## Problem statement
Every line below must be reproduced exactly. Copy them all.

## Record list
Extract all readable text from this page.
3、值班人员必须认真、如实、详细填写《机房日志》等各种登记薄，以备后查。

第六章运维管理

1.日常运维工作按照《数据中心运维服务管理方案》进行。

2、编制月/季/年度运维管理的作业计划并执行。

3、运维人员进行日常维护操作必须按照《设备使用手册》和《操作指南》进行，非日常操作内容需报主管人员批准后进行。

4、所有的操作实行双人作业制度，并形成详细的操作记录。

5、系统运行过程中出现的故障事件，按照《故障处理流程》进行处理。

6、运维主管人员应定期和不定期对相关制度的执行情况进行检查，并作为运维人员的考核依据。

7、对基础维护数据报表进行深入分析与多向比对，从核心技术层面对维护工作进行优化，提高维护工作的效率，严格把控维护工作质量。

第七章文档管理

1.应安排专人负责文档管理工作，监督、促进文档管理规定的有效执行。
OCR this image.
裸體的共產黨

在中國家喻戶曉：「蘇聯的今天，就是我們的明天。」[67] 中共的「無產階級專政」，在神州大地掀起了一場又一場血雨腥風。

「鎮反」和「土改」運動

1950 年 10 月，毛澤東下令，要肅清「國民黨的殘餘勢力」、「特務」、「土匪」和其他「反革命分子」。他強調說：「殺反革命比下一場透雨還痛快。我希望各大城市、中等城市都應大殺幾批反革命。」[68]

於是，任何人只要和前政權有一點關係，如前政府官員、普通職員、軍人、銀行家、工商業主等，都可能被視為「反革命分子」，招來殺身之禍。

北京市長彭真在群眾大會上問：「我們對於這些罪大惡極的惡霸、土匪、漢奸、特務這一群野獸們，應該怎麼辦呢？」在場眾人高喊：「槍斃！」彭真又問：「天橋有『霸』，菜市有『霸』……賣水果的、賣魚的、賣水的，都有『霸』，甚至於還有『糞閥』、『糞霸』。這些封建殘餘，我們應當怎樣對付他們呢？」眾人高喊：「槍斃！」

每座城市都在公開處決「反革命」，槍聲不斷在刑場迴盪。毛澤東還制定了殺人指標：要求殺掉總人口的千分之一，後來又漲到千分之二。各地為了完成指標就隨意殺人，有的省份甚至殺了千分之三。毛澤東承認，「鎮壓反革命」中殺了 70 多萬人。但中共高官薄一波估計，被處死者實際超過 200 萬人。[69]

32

## Written response
Extract all readable text from this page.
3、值班人员必须认真、如实、详细填写《机房日志》等各种登记薄，以备后查。

第六章运维管理

1.日常运维工作按照《数据中心运维服务管理方案》进行。

2、编制月/季/年度运维管理的作业计划并执行。

3、运维人员进行日常维护操作必须按照《设备使用手册》和《操作指南》进行，非日常操作内容需报主管人员批准后进行。

4、所有的操作实行双人作业制度，并形成详细的操作记录。

5、系统运行过程中出现的故障事件，按照《故障处理流程》进行处理。

6、运维主管人员应定期和不定期对相关制度的执行情况进行检查，并作为运维人员的考核依据。

7、对基础维护数据报表进行深入分析与多向比对，从核心技术层面对维护工作进行优化，提高维护工作的效率，严格把控维护工作质量。

第七章文档管理

1.应安排专人负责文档管理工作，监督、促进文档管理规定的有效执行。
OCR this image.
裸體的共產黨

在中國家喻戶曉：「蘇聯的今天，就是我們的明天。」[67] 中共的「無產階級專政」，在神州大地掀起了一場又一場血雨腥風。

「鎮反」和「土改」運動

1950 年 10 月，毛澤東下令，要肅清「國民黨的殘餘勢力」、「特務」、「土匪」和其他「反革命分子」。他強調說：「殺反革命比下一場透雨還痛快。我希望各大城市、中等城市都應大殺幾批反革命。」[68]

於是，任何人只要和前政權有一點關係，如前政府官員、普通職員、軍人、銀行家、工商業主等，都可能被視為「反革命分子」，招來殺身之禍。

北京市長彭真在群眾大會上問：「我們對於這些罪大惡極的惡霸、土匪、漢奸、特務這一群野獸們，應該怎麼辦呢？」在場眾人高喊：「槍斃！」彭真又問：「天橋有『霸』，菜市有『霸』……賣水果的、賣魚的、賣水的，都有『霸』，甚至於還有『糞閥』、『糞霸』。這些封建殘餘，我們應當怎樣對付他們呢？」眾人高喊：「槍斃！」

每座城市都在公開處決「反革命」，槍聲不斷在刑場迴盪。毛澤東還制定了殺人指標：要求殺掉總人口的千分之一，後來又漲到千分之二。各地為了完成指標就隨意殺人，有的省份甚至殺了千分之三。毛澤東承認，「鎮壓反革命」中殺了 70 多萬人。但中共高官薄一波估計，被處死者實際超過 200 萬人。[69]

32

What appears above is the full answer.